BEGIN
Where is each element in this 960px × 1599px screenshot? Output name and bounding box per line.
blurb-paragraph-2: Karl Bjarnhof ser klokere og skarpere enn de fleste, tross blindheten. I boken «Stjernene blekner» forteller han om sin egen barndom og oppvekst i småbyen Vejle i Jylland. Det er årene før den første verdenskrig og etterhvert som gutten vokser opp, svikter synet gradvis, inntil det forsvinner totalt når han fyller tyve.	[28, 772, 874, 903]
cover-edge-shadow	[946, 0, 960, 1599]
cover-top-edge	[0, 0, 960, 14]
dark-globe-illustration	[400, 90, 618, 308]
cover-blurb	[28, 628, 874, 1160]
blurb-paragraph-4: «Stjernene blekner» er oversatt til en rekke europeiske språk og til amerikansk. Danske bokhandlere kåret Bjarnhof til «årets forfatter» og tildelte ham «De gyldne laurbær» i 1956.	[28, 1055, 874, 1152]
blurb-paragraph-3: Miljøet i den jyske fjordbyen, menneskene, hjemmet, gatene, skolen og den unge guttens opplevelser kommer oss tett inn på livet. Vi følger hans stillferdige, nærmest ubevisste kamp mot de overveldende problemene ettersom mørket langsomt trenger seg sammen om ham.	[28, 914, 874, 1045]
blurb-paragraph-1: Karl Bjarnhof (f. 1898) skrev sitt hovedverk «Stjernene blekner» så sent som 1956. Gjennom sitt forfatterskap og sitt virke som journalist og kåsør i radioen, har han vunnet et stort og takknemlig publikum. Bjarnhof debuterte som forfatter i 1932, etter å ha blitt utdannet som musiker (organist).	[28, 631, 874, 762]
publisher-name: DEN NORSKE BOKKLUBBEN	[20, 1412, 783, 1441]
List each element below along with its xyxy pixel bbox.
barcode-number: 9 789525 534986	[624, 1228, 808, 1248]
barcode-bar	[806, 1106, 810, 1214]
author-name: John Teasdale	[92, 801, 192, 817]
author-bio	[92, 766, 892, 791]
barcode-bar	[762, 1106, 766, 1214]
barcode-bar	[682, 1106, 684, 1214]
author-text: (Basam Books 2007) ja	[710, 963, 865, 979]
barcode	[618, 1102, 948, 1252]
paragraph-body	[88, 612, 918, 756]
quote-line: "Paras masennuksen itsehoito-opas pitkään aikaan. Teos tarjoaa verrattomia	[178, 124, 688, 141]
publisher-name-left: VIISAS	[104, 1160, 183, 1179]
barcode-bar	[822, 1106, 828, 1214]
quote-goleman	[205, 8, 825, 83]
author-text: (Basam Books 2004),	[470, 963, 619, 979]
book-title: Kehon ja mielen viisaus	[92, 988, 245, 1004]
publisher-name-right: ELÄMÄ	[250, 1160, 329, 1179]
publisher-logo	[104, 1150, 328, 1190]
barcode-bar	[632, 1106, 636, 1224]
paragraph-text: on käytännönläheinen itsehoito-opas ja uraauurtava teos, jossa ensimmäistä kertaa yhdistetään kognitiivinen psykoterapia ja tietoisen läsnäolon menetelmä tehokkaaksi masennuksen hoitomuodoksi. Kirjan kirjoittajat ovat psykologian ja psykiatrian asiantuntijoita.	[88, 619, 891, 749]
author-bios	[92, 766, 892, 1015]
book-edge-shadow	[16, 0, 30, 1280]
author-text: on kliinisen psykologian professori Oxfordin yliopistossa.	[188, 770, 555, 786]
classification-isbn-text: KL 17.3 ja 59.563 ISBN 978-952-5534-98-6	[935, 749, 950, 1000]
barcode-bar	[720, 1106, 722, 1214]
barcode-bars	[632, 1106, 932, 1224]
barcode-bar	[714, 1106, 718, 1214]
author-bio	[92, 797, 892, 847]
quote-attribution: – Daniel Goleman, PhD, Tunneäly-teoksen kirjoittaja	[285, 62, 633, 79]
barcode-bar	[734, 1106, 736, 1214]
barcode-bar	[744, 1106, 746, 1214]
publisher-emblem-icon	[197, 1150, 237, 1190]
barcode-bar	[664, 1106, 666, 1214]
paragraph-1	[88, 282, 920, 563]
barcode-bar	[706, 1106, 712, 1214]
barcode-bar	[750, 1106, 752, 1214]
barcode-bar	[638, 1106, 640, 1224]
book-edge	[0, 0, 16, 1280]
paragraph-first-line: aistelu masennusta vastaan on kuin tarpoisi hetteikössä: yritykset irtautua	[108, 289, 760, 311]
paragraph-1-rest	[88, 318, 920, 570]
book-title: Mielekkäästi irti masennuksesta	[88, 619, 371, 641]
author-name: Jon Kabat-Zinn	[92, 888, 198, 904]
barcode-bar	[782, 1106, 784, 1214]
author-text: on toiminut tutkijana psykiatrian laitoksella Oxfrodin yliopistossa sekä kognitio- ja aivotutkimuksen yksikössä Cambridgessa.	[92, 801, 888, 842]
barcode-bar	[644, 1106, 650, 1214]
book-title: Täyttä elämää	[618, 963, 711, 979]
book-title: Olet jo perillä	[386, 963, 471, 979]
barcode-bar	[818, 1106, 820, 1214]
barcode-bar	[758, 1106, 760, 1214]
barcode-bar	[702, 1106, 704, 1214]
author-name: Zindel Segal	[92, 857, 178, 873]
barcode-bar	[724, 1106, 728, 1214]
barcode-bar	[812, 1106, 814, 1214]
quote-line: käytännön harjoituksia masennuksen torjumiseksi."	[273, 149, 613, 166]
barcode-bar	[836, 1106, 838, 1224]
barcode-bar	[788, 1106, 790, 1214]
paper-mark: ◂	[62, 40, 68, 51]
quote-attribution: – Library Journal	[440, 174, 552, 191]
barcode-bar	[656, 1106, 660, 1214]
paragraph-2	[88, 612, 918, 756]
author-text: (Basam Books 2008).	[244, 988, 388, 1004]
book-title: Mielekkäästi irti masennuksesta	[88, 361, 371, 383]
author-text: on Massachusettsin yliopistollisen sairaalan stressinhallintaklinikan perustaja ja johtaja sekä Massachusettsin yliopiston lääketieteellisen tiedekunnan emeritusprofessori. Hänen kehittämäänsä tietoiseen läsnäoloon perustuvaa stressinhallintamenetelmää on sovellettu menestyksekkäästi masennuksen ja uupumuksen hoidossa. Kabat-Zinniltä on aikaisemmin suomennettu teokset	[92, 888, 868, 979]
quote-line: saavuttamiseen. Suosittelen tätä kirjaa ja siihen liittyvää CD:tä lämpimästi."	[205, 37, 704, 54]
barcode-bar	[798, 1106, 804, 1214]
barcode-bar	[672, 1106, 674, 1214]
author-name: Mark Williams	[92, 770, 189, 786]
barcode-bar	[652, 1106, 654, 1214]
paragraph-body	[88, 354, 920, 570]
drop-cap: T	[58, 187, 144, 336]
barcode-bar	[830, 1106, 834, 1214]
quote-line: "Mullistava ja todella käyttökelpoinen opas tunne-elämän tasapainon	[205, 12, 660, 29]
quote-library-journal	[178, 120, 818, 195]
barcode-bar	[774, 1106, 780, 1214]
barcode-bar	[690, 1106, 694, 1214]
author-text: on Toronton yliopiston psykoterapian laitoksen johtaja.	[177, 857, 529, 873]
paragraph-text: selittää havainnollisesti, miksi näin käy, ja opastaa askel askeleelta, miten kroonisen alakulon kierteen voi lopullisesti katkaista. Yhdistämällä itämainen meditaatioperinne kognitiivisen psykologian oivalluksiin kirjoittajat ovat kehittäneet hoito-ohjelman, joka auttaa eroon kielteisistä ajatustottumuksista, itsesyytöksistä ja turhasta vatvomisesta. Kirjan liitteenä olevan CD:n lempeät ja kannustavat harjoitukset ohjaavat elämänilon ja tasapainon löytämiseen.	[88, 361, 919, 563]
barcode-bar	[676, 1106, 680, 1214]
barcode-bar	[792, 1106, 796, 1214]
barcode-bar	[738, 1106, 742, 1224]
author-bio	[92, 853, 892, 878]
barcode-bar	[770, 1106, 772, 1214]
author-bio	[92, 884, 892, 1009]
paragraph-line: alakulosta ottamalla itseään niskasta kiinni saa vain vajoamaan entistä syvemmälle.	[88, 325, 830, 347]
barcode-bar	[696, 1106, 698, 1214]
END
*SHORT EXERCISE*. Show every line of the items above that contains the string "yliopistossa". Case counts.

*CORRECT OUTPUT*.
author-text: on kliinisen psykologian professori Oxfordin yliopistossa.	[188, 770, 555, 786]
author-text: on toiminut tutkijana psykiatrian laitoksella Oxfrodin yliopistossa sekä kognitio- ja aivotutkimuksen yksikössä Cambridgessa.	[92, 801, 888, 842]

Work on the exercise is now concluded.